Stored data entries:
####################

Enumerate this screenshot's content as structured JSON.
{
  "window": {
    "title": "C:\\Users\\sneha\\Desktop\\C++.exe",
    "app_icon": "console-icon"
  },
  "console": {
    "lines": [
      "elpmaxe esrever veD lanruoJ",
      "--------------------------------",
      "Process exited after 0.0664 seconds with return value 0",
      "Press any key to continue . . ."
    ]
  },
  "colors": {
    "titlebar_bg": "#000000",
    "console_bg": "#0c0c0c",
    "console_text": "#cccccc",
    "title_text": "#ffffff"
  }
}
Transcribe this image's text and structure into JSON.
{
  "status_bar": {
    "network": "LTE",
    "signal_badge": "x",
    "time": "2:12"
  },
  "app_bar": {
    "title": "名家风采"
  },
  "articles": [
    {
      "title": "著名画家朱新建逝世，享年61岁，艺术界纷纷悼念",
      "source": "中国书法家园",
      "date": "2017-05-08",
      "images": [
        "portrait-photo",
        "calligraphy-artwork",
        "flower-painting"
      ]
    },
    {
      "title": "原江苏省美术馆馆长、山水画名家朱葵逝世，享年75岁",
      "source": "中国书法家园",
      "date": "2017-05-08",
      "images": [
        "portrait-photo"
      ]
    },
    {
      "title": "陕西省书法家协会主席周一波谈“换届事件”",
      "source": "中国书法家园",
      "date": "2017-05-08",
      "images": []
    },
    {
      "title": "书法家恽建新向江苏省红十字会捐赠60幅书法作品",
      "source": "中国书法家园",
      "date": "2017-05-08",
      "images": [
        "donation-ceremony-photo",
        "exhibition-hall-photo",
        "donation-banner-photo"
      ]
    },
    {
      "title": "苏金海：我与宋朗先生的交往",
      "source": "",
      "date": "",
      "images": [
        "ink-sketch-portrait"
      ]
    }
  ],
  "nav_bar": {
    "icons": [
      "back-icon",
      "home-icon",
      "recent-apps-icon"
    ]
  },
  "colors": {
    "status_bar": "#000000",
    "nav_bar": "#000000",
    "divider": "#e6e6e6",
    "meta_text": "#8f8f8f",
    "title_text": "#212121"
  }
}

####################

▸ Set exercise: Extract the full set of entries word for word.

▸ Worked answer:
Enumerate this screenshot's content as structured JSON.
{
  "window": {
    "title": "C:\\Users\\sneha\\Desktop\\C++.exe",
    "app_icon": "console-icon"
  },
  "console": {
    "lines": [
      "elpmaxe esrever veD lanruoJ",
      "--------------------------------",
      "Process exited after 0.0664 seconds with return value 0",
      "Press any key to continue . . ."
    ]
  },
  "colors": {
    "titlebar_bg": "#000000",
    "console_bg": "#0c0c0c",
    "console_text": "#cccccc",
    "title_text": "#ffffff"
  }
}
Transcribe this image's text and structure into JSON.
{
  "status_bar": {
    "network": "LTE",
    "signal_badge": "x",
    "time": "2:12"
  },
  "app_bar": {
    "title": "名家风采"
  },
  "articles": [
    {
      "title": "著名画家朱新建逝世，享年61岁，艺术界纷纷悼念",
      "source": "中国书法家园",
      "date": "2017-05-08",
      "images": [
        "portrait-photo",
        "calligraphy-artwork",
        "flower-painting"
      ]
    },
    {
      "title": "原江苏省美术馆馆长、山水画名家朱葵逝世，享年75岁",
      "source": "中国书法家园",
      "date": "2017-05-08",
      "images": [
        "portrait-photo"
      ]
    },
    {
      "title": "陕西省书法家协会主席周一波谈“换届事件”",
      "source": "中国书法家园",
      "date": "2017-05-08",
      "images": []
    },
    {
      "title": "书法家恽建新向江苏省红十字会捐赠60幅书法作品",
      "source": "中国书法家园",
      "date": "2017-05-08",
      "images": [
        "donation-ceremony-photo",
        "exhibition-hall-photo",
        "donation-banner-photo"
      ]
    },
    {
      "title": "苏金海：我与宋朗先生的交往",
      "source": "",
      "date": "",
      "images": [
        "ink-sketch-portrait"
      ]
    }
  ],
  "nav_bar": {
    "icons": [
      "back-icon",
      "home-icon",
      "recent-apps-icon"
    ]
  },
  "colors": {
    "status_bar": "#000000",
    "nav_bar": "#000000",
    "divider": "#e6e6e6",
    "meta_text": "#8f8f8f",
    "title_text": "#212121"
  }
}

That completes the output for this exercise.